**What you need to do**
Give back nothing but the number of lines in these entries that contain the word "Security".

Document page transcript entries
****************************************
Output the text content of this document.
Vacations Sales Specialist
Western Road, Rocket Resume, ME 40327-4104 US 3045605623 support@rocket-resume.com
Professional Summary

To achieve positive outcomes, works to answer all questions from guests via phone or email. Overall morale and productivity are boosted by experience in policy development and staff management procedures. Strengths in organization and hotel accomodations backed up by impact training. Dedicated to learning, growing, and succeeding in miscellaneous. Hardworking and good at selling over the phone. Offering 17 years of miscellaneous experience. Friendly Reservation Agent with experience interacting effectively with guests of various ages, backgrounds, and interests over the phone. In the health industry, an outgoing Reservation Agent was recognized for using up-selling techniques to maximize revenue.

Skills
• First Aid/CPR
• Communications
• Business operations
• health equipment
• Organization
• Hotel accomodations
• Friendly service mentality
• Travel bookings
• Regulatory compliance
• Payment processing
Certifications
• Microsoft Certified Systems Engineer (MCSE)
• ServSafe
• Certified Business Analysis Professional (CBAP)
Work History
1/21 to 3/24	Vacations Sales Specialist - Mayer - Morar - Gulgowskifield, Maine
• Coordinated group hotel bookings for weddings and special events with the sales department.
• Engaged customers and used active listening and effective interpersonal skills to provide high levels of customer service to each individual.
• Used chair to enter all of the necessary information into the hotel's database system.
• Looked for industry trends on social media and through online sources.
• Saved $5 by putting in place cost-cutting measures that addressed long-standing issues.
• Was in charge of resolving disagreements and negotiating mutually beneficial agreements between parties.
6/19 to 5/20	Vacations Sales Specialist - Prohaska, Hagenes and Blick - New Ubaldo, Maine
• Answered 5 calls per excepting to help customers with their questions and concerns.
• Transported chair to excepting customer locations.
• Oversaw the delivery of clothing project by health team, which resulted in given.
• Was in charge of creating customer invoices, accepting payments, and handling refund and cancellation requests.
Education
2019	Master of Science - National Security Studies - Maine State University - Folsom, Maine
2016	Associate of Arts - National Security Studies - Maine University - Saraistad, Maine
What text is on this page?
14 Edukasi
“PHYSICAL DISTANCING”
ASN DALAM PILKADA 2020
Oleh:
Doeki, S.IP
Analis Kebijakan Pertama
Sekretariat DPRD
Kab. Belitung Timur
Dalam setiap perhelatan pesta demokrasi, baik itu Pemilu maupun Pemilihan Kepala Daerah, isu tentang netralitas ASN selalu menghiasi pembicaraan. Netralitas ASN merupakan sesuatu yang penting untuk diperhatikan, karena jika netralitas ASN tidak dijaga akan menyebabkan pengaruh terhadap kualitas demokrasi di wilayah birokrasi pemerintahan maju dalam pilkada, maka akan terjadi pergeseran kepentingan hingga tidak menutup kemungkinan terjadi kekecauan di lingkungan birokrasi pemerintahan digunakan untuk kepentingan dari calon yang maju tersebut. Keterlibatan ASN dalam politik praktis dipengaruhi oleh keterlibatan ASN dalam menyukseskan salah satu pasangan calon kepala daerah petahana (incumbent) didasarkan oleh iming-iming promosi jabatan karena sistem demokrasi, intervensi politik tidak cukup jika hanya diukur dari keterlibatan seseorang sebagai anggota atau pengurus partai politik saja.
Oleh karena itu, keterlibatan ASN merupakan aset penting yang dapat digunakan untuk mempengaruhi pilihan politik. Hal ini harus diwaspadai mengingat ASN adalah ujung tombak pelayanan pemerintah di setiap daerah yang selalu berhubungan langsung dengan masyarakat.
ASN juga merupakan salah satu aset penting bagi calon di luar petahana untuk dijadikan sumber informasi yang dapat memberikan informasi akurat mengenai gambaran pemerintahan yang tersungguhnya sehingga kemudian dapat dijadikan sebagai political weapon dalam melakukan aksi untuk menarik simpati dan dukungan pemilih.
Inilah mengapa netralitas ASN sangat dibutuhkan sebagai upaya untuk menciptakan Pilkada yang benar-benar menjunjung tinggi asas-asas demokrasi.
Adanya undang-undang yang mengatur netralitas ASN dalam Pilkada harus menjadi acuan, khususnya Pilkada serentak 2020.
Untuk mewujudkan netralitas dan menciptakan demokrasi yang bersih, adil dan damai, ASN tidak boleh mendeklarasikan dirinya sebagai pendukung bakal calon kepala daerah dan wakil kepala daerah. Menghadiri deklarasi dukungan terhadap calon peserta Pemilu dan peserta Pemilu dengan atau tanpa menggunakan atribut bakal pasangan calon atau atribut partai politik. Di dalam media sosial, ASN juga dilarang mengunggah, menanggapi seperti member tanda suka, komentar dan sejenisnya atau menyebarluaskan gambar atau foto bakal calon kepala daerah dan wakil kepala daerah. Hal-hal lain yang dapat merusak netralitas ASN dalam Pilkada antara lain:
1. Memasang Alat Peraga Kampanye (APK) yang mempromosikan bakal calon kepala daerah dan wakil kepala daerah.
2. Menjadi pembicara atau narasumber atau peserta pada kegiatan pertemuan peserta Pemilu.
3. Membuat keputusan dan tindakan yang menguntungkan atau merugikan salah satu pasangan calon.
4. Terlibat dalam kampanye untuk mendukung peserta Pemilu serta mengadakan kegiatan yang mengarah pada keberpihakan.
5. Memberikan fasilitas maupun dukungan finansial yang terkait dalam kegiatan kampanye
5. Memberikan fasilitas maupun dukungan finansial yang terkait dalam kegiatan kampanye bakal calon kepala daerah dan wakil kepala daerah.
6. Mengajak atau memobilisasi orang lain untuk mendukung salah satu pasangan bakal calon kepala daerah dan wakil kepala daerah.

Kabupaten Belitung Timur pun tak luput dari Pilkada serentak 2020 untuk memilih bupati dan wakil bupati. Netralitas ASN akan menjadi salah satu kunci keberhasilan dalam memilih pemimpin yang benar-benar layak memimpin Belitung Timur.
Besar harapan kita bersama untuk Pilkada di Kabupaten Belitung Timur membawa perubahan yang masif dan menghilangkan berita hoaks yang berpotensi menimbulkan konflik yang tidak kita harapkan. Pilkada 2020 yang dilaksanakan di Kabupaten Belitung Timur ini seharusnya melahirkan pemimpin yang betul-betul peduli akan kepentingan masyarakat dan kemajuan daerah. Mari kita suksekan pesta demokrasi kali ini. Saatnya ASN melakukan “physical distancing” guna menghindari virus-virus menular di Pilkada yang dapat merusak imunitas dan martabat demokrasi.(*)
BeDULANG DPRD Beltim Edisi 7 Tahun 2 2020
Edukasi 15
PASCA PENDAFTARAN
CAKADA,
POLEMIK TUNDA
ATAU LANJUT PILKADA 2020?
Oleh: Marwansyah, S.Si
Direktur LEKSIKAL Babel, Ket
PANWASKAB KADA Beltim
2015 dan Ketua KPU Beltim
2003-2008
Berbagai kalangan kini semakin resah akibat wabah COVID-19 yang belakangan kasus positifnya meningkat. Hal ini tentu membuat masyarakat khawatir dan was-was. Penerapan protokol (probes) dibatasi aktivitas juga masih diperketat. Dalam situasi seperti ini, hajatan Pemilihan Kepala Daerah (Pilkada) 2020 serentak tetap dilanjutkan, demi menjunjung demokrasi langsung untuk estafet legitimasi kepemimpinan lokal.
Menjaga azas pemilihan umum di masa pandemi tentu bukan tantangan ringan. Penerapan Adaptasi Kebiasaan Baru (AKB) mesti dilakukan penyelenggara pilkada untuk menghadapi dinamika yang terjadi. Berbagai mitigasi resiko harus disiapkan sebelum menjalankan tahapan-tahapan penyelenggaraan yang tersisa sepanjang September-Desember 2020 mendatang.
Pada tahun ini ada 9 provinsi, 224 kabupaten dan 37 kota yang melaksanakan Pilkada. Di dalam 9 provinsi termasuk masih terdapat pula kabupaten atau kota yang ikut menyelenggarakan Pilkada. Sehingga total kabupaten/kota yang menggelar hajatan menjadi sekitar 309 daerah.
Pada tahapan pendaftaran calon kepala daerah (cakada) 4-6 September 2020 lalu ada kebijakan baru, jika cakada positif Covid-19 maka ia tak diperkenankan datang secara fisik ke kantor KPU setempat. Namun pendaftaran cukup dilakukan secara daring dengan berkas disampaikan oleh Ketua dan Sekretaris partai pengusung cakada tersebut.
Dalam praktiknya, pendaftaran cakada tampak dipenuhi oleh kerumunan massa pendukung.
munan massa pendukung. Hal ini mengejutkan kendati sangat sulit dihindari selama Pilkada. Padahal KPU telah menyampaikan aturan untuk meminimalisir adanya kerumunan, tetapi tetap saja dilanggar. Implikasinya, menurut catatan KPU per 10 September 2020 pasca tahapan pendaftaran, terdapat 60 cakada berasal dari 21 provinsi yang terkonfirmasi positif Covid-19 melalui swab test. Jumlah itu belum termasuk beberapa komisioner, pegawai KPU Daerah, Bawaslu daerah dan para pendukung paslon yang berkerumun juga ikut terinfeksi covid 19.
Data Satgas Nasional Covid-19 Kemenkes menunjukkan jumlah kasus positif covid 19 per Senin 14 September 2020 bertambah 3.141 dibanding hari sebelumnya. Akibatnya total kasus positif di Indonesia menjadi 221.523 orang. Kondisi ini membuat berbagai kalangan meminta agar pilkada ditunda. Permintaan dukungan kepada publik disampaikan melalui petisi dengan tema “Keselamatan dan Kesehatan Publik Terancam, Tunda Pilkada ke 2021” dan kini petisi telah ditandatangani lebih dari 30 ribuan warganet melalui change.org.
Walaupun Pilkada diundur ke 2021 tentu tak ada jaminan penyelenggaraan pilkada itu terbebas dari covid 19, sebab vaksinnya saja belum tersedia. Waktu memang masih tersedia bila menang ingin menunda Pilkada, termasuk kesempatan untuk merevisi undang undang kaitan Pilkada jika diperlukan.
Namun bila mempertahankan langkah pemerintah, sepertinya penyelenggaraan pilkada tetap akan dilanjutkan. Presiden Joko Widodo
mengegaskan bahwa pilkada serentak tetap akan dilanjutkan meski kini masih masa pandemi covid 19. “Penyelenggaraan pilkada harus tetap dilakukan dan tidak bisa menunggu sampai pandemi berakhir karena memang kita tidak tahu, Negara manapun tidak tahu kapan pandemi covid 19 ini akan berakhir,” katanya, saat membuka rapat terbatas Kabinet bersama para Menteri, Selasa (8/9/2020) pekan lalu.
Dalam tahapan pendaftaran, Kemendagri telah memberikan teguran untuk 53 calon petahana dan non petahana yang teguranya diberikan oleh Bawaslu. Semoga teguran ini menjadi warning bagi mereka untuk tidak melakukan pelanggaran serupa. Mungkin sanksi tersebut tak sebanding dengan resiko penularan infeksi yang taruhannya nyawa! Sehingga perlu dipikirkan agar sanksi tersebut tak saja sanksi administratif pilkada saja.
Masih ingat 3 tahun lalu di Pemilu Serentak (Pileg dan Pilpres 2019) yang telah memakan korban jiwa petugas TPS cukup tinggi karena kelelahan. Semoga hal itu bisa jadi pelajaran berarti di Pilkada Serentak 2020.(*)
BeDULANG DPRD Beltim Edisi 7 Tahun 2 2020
****************************************
**Solution below**
2